Stored data:
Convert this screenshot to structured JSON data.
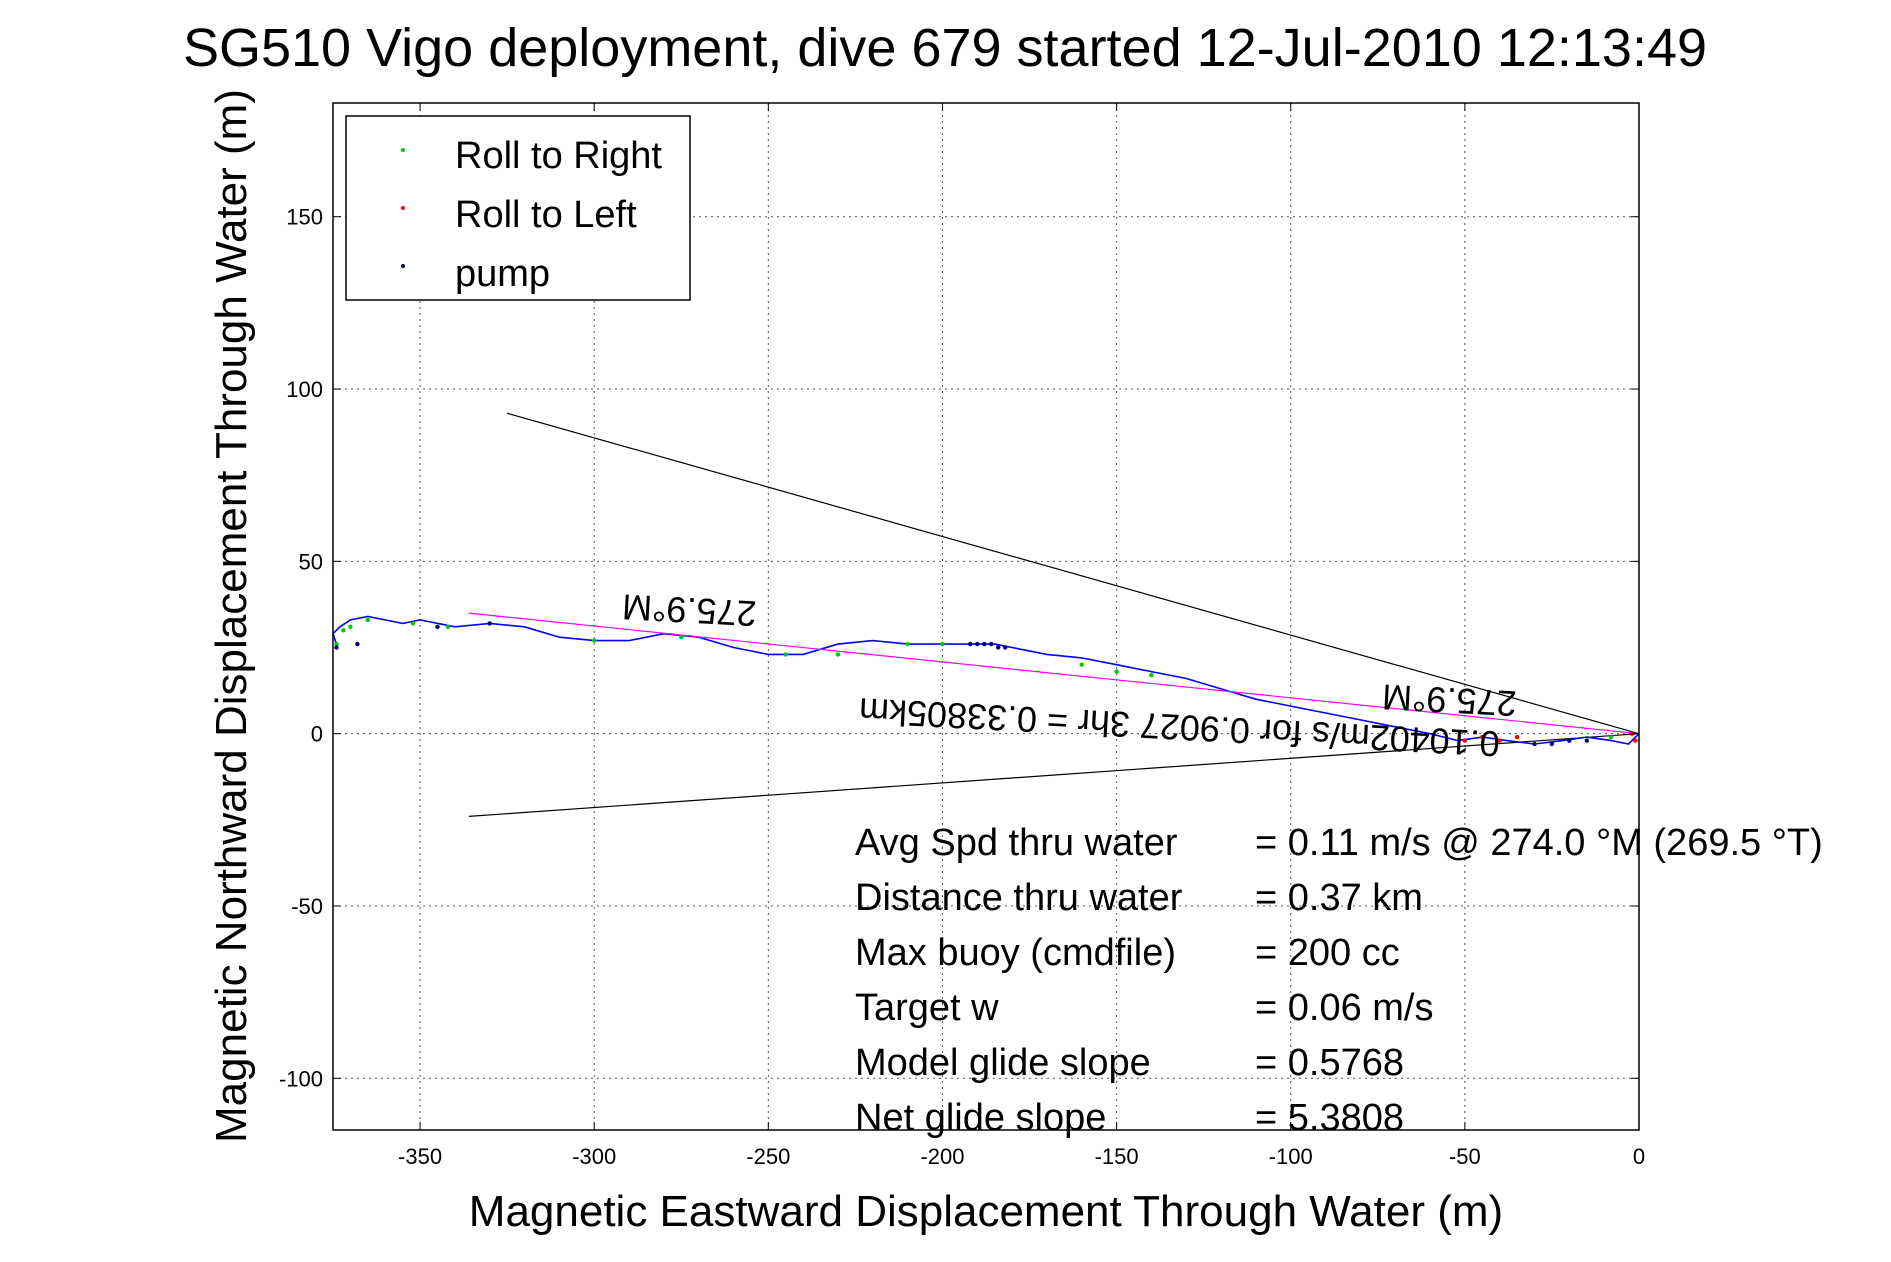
{
  "chart_data": {
    "type": "line",
    "title": "SG510 Vigo deployment, dive 679 started 12-Jul-2010 12:13:49",
    "xlabel": "Magnetic Eastward Displacement Through Water (m)",
    "ylabel": "Magnetic Northward Displacement Through Water (m)",
    "xlim": [
      -375,
      0
    ],
    "ylim": [
      -115,
      183
    ],
    "x_ticks": [
      -350,
      -300,
      -250,
      -200,
      -150,
      -100,
      -50,
      0
    ],
    "y_ticks": [
      -100,
      -50,
      0,
      50,
      100,
      150
    ],
    "grid": true,
    "legend_position": "top-left",
    "legend": [
      {
        "name": "Roll to Right",
        "color": "#00cc00"
      },
      {
        "name": "Roll to Left",
        "color": "#ff0000"
      },
      {
        "name": "pump",
        "color": "#000080"
      }
    ],
    "series": [
      {
        "name": "track",
        "color": "#0000ff",
        "x": [
          0,
          -3,
          -8,
          -15,
          -22,
          -30,
          -38,
          -45,
          -52,
          -60,
          -70,
          -80,
          -90,
          -100,
          -110,
          -120,
          -130,
          -140,
          -150,
          -160,
          -170,
          -180,
          -185,
          -190,
          -195,
          -200,
          -210,
          -220,
          -230,
          -240,
          -250,
          -260,
          -270,
          -280,
          -290,
          -300,
          -310,
          -320,
          -330,
          -340,
          -350,
          -355,
          -360,
          -365,
          -370,
          -373,
          -375,
          -374
        ],
        "y": [
          0,
          -3,
          -2,
          -1,
          -2,
          -3,
          -2,
          -1,
          -2,
          0,
          2,
          4,
          6,
          8,
          10,
          13,
          16,
          18,
          20,
          22,
          23,
          25,
          26,
          26,
          26,
          26,
          26,
          27,
          26,
          23,
          23,
          25,
          28,
          29,
          27,
          27,
          28,
          31,
          32,
          31,
          33,
          32,
          33,
          34,
          33,
          31,
          29,
          26
        ]
      },
      {
        "name": "heading-line",
        "color": "#ff00ff",
        "x": [
          0,
          -336
        ],
        "y": [
          0,
          35
        ]
      },
      {
        "name": "cone-upper",
        "color": "#000000",
        "x": [
          0,
          -325
        ],
        "y": [
          0,
          93
        ]
      },
      {
        "name": "cone-lower",
        "color": "#000000",
        "x": [
          0,
          -336
        ],
        "y": [
          0,
          -24
        ]
      }
    ],
    "markers": {
      "roll_to_right": {
        "x": [
          -374,
          -372,
          -370,
          -365,
          -352,
          -342,
          -300,
          -275,
          -245,
          -230,
          -210,
          -200,
          -160,
          -150,
          -140,
          -20,
          -8
        ],
        "y": [
          26,
          30,
          31,
          33,
          32,
          31,
          27,
          28,
          23,
          23,
          26,
          26,
          20,
          18,
          17,
          -2,
          -1
        ]
      },
      "roll_to_left": {
        "x": [
          -50,
          -45,
          -40,
          -35,
          -2,
          -1
        ],
        "y": [
          -2,
          -1,
          -2,
          -1,
          0,
          -2
        ]
      },
      "pump": {
        "x": [
          -374,
          -368,
          -345,
          -330,
          -192,
          -190,
          -188,
          -186,
          -184,
          -182,
          -30,
          -25,
          -20,
          -15
        ],
        "y": [
          25,
          26,
          31,
          32,
          26,
          26,
          26,
          26,
          25,
          25,
          -3,
          -3,
          -2,
          -2
        ]
      }
    },
    "annotations": {
      "heading_label_left": "275.9°M",
      "heading_label_right": "275.9°M",
      "speed_label": "0.10402m/s for 0.9027 3hr = 0.33805km"
    },
    "stats": [
      {
        "label": "Avg Spd thru water",
        "value": "=  0.11 m/s @ 274.0 °M (269.5 °T)"
      },
      {
        "label": "Distance thru water",
        "value": "=  0.37 km"
      },
      {
        "label": "Max buoy (cmdfile)",
        "value": "= 200 cc"
      },
      {
        "label": "Target w",
        "value": "= 0.06 m/s"
      },
      {
        "label": "Model glide slope",
        "value": "= 0.5768"
      },
      {
        "label": "Net glide slope",
        "value": "= 5.3808"
      }
    ]
  }
}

WHAT IS REQUIRED:
Take every line that includes the string "Displacement" and copy it.

ANSWER FOR THIS EXERCISE:
    "xlabel": "Magnetic Eastward Displacement Through Water (m)",
    "ylabel": "Magnetic Northward Displacement Through Water (m)",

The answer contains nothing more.